▶ Work to complete: With the pictures omitted, write out the entries that follow exactly as they stand.

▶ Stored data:
** start **

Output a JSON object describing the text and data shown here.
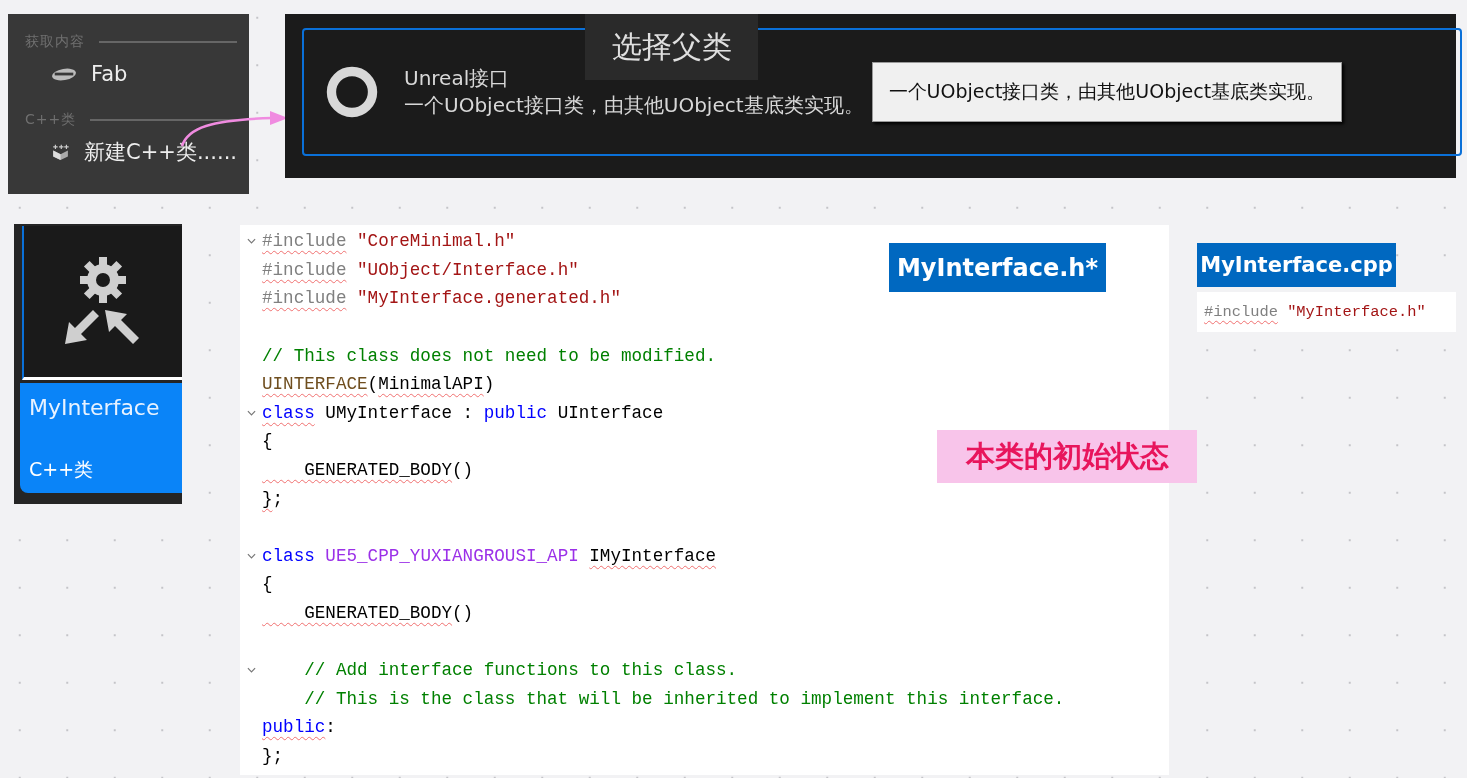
{
  "menu": {
    "sections": [
      {
        "heading": "获取内容",
        "items": [
          {
            "label": "Fab"
          }
        ]
      },
      {
        "heading": "C++类",
        "items": [
          {
            "label": "新建C++类......"
          }
        ]
      }
    ]
  },
  "parent_class_dialog": {
    "title": "选择父类",
    "option": {
      "name": "Unreal接口",
      "description": "一个UObject接口类，由其他UObject基底类实现。"
    },
    "tooltip": "一个UObject接口类，由其他UObject基底类实现。"
  },
  "asset_tile": {
    "name": "MyInterface",
    "type": "C++类"
  },
  "header_file": {
    "tab": "MyInterface.h*",
    "lines": [
      {
        "fold": true,
        "tokens": [
          {
            "text": "#include",
            "kind": "preproc",
            "squiggle": true
          },
          {
            "text": " \"CoreMinimal.h\"",
            "kind": "string",
            "squiggle": false
          }
        ]
      },
      {
        "fold": false,
        "tokens": [
          {
            "text": "#include",
            "kind": "preproc",
            "squiggle": true
          },
          {
            "text": " \"UObject/Interface.h\"",
            "kind": "string",
            "squiggle": false
          }
        ]
      },
      {
        "fold": false,
        "tokens": [
          {
            "text": "#include",
            "kind": "preproc",
            "squiggle": true
          },
          {
            "text": " \"MyInterface.generated.h\"",
            "kind": "string",
            "squiggle": false
          }
        ]
      },
      {
        "fold": false
      },
      {
        "fold": false,
        "tokens": [
          {
            "text": "// This class does not need to be modified.",
            "kind": "comment",
            "squiggle": false
          }
        ]
      },
      {
        "fold": false,
        "tokens": [
          {
            "text": "UINTERFACE",
            "kind": "macro",
            "squiggle": true
          },
          {
            "text": "(",
            "kind": "plain",
            "squiggle": false
          },
          {
            "text": "MinimalAPI",
            "kind": "plain",
            "squiggle": true
          },
          {
            "text": ")",
            "kind": "plain",
            "squiggle": false
          }
        ]
      },
      {
        "fold": true,
        "tokens": [
          {
            "text": "class",
            "kind": "keyword",
            "squiggle": true
          },
          {
            "text": " UMyInterface : ",
            "kind": "plain",
            "squiggle": false
          },
          {
            "text": "public",
            "kind": "keyword",
            "squiggle": false
          },
          {
            "text": " UInterface",
            "kind": "plain",
            "squiggle": false
          }
        ]
      },
      {
        "fold": false,
        "tokens": [
          {
            "text": "{",
            "kind": "plain",
            "squiggle": false
          }
        ]
      },
      {
        "fold": false,
        "tokens": [
          {
            "text": "    GENERATED_BODY",
            "kind": "plain",
            "squiggle": true
          },
          {
            "text": "()",
            "kind": "plain",
            "squiggle": false
          }
        ]
      },
      {
        "fold": false,
        "tokens": [
          {
            "text": "}",
            "kind": "plain",
            "squiggle": true
          },
          {
            "text": ";",
            "kind": "plain",
            "squiggle": false
          }
        ]
      },
      {
        "fold": false
      },
      {
        "fold": true,
        "tokens": [
          {
            "text": "class",
            "kind": "keyword",
            "squiggle": false
          },
          {
            "text": " UE5_CPP_YUXIANGROUSI_API ",
            "kind": "api",
            "squiggle": false
          },
          {
            "text": "IMyInterface",
            "kind": "plain",
            "squiggle": true
          }
        ]
      },
      {
        "fold": false,
        "tokens": [
          {
            "text": "{",
            "kind": "plain",
            "squiggle": false
          }
        ]
      },
      {
        "fold": false,
        "tokens": [
          {
            "text": "    GENERATED_BODY",
            "kind": "plain",
            "squiggle": true
          },
          {
            "text": "()",
            "kind": "plain",
            "squiggle": false
          }
        ]
      },
      {
        "fold": false
      },
      {
        "fold": true,
        "tokens": [
          {
            "text": "    // Add interface functions to this class.",
            "kind": "comment",
            "squiggle": false
          }
        ]
      },
      {
        "fold": false,
        "tokens": [
          {
            "text": "    // This is the class that will be inherited to implement this interface.",
            "kind": "comment",
            "squiggle": false
          }
        ]
      },
      {
        "fold": false,
        "tokens": [
          {
            "text": "public",
            "kind": "keyword",
            "squiggle": true
          },
          {
            "text": ":",
            "kind": "plain",
            "squiggle": false
          }
        ]
      },
      {
        "fold": false,
        "tokens": [
          {
            "text": "};",
            "kind": "plain",
            "squiggle": false
          }
        ]
      }
    ]
  },
  "note": "本类的初始状态",
  "cpp_file": {
    "tab": "MyInterface.cpp",
    "lines": [
      {
        "fold": false,
        "tokens": [
          {
            "text": "#include",
            "kind": "preproc",
            "squiggle": true
          },
          {
            "text": " \"MyInterface.h\"",
            "kind": "string",
            "squiggle": false
          }
        ]
      }
    ]
  }
}
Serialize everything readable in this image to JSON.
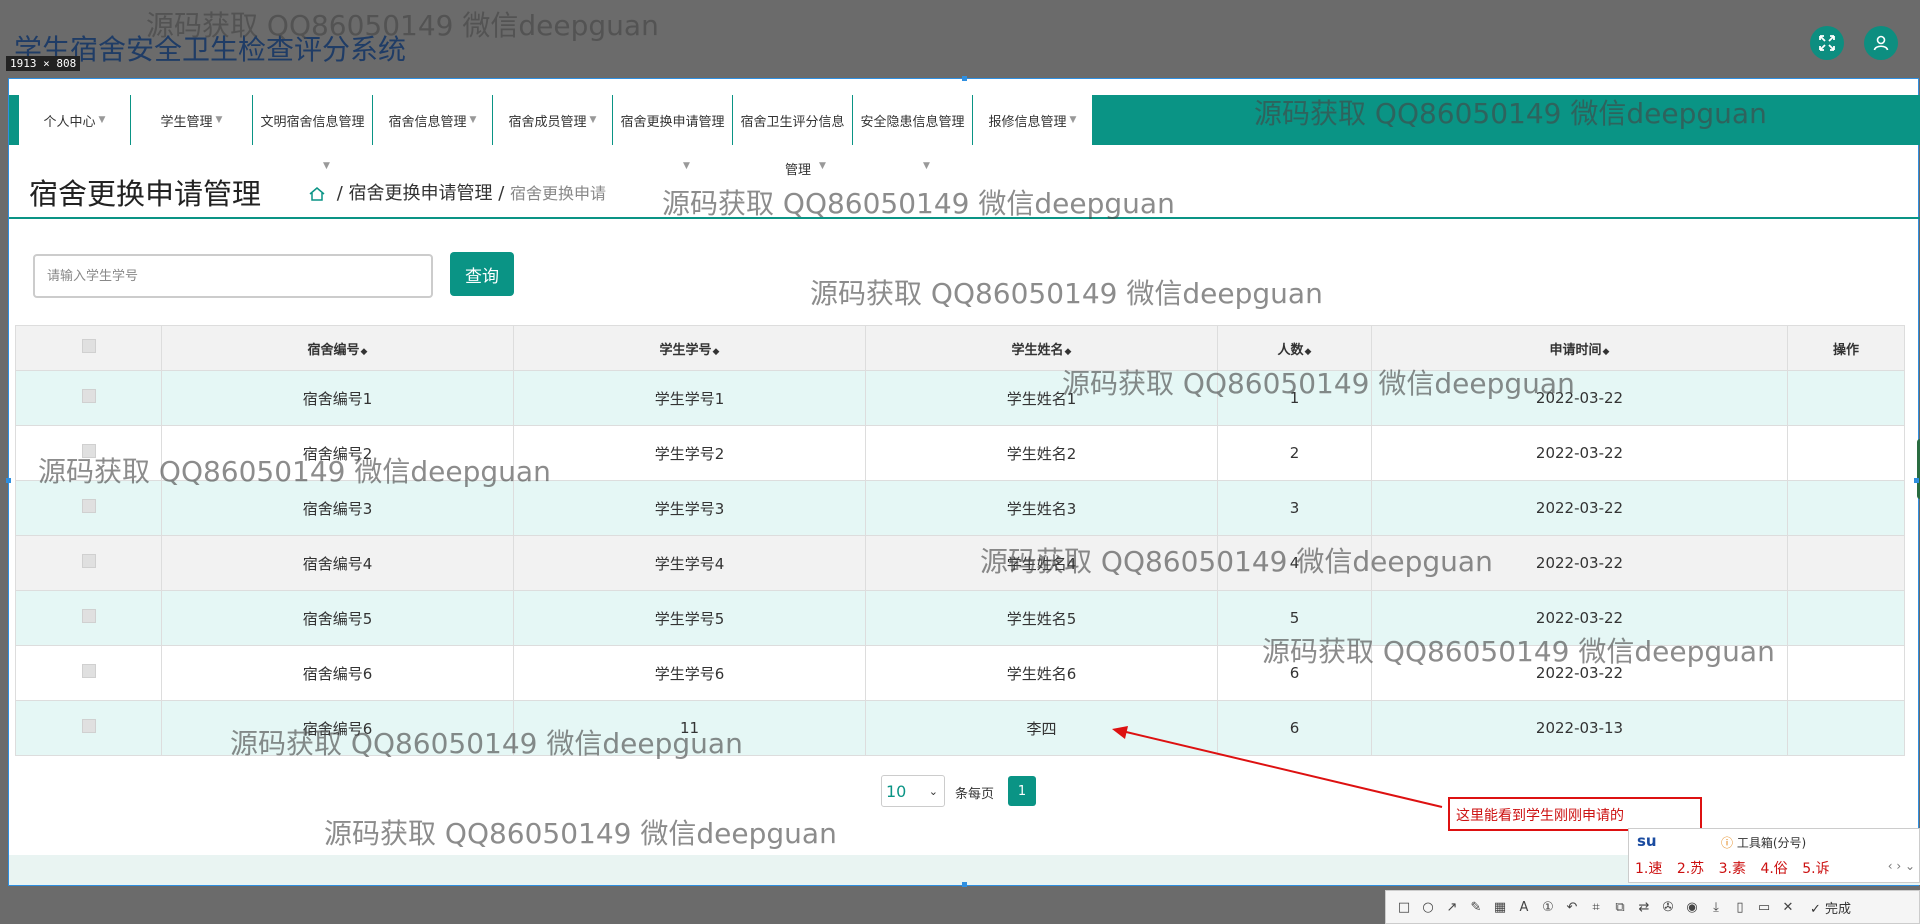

** end **

▶ Complete answer:
Output a JSON object describing the text and data shown here.
{
  "menu": {
    "sections": [
      {
        "heading": "获取内容",
        "items": [
          {
            "label": "Fab"
          }
        ]
      },
      {
        "heading": "C++类",
        "items": [
          {
            "label": "新建C++类......"
          }
        ]
      }
    ]
  },
  "parent_class_dialog": {
    "title": "选择父类",
    "option": {
      "name": "Unreal接口",
      "description": "一个UObject接口类，由其他UObject基底类实现。"
    },
    "tooltip": "一个UObject接口类，由其他UObject基底类实现。"
  },
  "asset_tile": {
    "name": "MyInterface",
    "type": "C++类"
  },
  "header_file": {
    "tab": "MyInterface.h*",
    "lines": [
      {
        "fold": true,
        "tokens": [
          {
            "text": "#include",
            "kind": "preproc",
            "squiggle": true
          },
          {
            "text": " \"CoreMinimal.h\"",
            "kind": "string",
            "squiggle": false
          }
        ]
      },
      {
        "fold": false,
        "tokens": [
          {
            "text": "#include",
            "kind": "preproc",
            "squiggle": true
          },
          {
            "text": " \"UObject/Interface.h\"",
            "kind": "string",
            "squiggle": false
          }
        ]
      },
      {
        "fold": false,
        "tokens": [
          {
            "text": "#include",
            "kind": "preproc",
            "squiggle": true
          },
          {
            "text": " \"MyInterface.generated.h\"",
            "kind": "string",
            "squiggle": false
          }
        ]
      },
      {
        "fold": false
      },
      {
        "fold": false,
        "tokens": [
          {
            "text": "// This class does not need to be modified.",
            "kind": "comment",
            "squiggle": false
          }
        ]
      },
      {
        "fold": false,
        "tokens": [
          {
            "text": "UINTERFACE",
            "kind": "macro",
            "squiggle": true
          },
          {
            "text": "(",
            "kind": "plain",
            "squiggle": false
          },
          {
            "text": "MinimalAPI",
            "kind": "plain",
            "squiggle": true
          },
          {
            "text": ")",
            "kind": "plain",
            "squiggle": false
          }
        ]
      },
      {
        "fold": true,
        "tokens": [
          {
            "text": "class",
            "kind": "keyword",
            "squiggle": true
          },
          {
            "text": " UMyInterface : ",
            "kind": "plain",
            "squiggle": false
          },
          {
            "text": "public",
            "kind": "keyword",
            "squiggle": false
          },
          {
            "text": " UInterface",
            "kind": "plain",
            "squiggle": false
          }
        ]
      },
      {
        "fold": false,
        "tokens": [
          {
            "text": "{",
            "kind": "plain",
            "squiggle": false
          }
        ]
      },
      {
        "fold": false,
        "tokens": [
          {
            "text": "    GENERATED_BODY",
            "kind": "plain",
            "squiggle": true
          },
          {
            "text": "()",
            "kind": "plain",
            "squiggle": false
          }
        ]
      },
      {
        "fold": false,
        "tokens": [
          {
            "text": "}",
            "kind": "plain",
            "squiggle": true
          },
          {
            "text": ";",
            "kind": "plain",
            "squiggle": false
          }
        ]
      },
      {
        "fold": false
      },
      {
        "fold": true,
        "tokens": [
          {
            "text": "class",
            "kind": "keyword",
            "squiggle": false
          },
          {
            "text": " UE5_CPP_YUXIANGROUSI_API ",
            "kind": "api",
            "squiggle": false
          },
          {
            "text": "IMyInterface",
            "kind": "plain",
            "squiggle": true
          }
        ]
      },
      {
        "fold": false,
        "tokens": [
          {
            "text": "{",
            "kind": "plain",
            "squiggle": false
          }
        ]
      },
      {
        "fold": false,
        "tokens": [
          {
            "text": "    GENERATED_BODY",
            "kind": "plain",
            "squiggle": true
          },
          {
            "text": "()",
            "kind": "plain",
            "squiggle": false
          }
        ]
      },
      {
        "fold": false
      },
      {
        "fold": true,
        "tokens": [
          {
            "text": "    // Add interface functions to this class.",
            "kind": "comment",
            "squiggle": false
          }
        ]
      },
      {
        "fold": false,
        "tokens": [
          {
            "text": "    // This is the class that will be inherited to implement this interface.",
            "kind": "comment",
            "squiggle": false
          }
        ]
      },
      {
        "fold": false,
        "tokens": [
          {
            "text": "public",
            "kind": "keyword",
            "squiggle": true
          },
          {
            "text": ":",
            "kind": "plain",
            "squiggle": false
          }
        ]
      },
      {
        "fold": false,
        "tokens": [
          {
            "text": "};",
            "kind": "plain",
            "squiggle": false
          }
        ]
      }
    ]
  },
  "note": "本类的初始状态",
  "cpp_file": {
    "tab": "MyInterface.cpp",
    "lines": [
      {
        "fold": false,
        "tokens": [
          {
            "text": "#include",
            "kind": "preproc",
            "squiggle": true
          },
          {
            "text": " \"MyInterface.h\"",
            "kind": "string",
            "squiggle": false
          }
        ]
      }
    ]
  }
}
Serialize everything readable in this image to JSON.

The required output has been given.